- _Given text_:
....................
Shares in online casino group PartyGaming surged yesterday after it completed the biggest London flotation in five years, taking its market value to about five billion pounds.

The over-subscribed offer values PartyGaming higher than many household names such as British Airways and chemicals group ICI, and is the country's biggest flotation since Dimension Data floated for six billion pounds in July 2000, according to the stock exchange.

PartyGaming priced its initial public offering at 116 pence per share, giving a market value of £4.6 billion and guaranteeing a place in the FTSE-100 index of blue-chip companies.

The stock traded as high as 129 pence in early dealings and by 1130 GMT was up nine per cent at 126-1/2 pence.

Existing shareholders sold a 20.6 per cent stake in the offering, which raised no money for the company itself.

Major beneficiaries include Anurag Dikshit, the group's 34-year-old founder and operations director, who reduced his stake from around 40 per cent to 32 per cent, as well as other senior managers and staff.

Chief Executive Richard Segal told Reuters the group would target Europe and Australia as its main areas for growth, with Asia a "medium-plus-term" target.

"The reason why we're poker focused is that the group has had extraordinary success there... as a result of that, our other products, casino and bingo, have been to a degree neglected," he said in a telephone interview.

"We will now be driving those businesses hard going forward, and at the same time we have got plans to introduce new products starting next year," added Mr Segal, himself a keen poker player.

The pricing was just below the midpoint of PartyGaming's indicative range of 111 pence to 127 pence, and according to Segal the offer was more than three-times covered.
....................
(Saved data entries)
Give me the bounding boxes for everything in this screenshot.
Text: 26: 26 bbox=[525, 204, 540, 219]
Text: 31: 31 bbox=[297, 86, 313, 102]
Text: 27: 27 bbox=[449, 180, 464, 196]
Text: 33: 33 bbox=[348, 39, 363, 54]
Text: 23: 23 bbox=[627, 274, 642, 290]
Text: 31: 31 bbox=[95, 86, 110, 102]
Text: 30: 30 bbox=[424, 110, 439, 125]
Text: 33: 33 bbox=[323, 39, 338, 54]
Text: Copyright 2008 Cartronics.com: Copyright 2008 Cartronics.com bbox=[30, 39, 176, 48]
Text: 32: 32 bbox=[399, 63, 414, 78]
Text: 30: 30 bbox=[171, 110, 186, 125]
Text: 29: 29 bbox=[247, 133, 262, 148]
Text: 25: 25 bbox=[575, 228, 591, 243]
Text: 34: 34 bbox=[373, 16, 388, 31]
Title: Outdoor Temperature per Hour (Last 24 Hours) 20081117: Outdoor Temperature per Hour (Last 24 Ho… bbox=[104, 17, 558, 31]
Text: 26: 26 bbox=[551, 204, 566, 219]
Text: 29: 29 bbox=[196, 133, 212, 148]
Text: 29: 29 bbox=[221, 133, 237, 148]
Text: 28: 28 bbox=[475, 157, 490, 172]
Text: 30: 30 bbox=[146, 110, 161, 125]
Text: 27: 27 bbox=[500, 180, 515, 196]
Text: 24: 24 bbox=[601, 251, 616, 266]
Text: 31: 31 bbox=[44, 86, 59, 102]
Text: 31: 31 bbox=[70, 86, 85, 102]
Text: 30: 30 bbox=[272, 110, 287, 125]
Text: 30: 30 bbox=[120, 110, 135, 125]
....................
- _Work request 1_:
Answer these from the article on the PartyGaming flotation:
(a) What price per share did PartyGaming set for its initial public offering?
(b) What size of stake did existing shareholders sell in the offering?
(c) According to Segal, how many times covered was the offer?
- _Work request 2_: Reproduce the passage of the PartyGaming flotation article starting at "Shares in online" and ending at "five billion pounds.".

- _Problem solution 1_:
(a) 116 pence per share
(b) 20.6 per cent
(c) More than three times

- _Problem solution 2_:
Shares in online casino group PartyGaming surged yesterday after it completed the biggest London flotation in five years, taking its market value to about five billion pounds.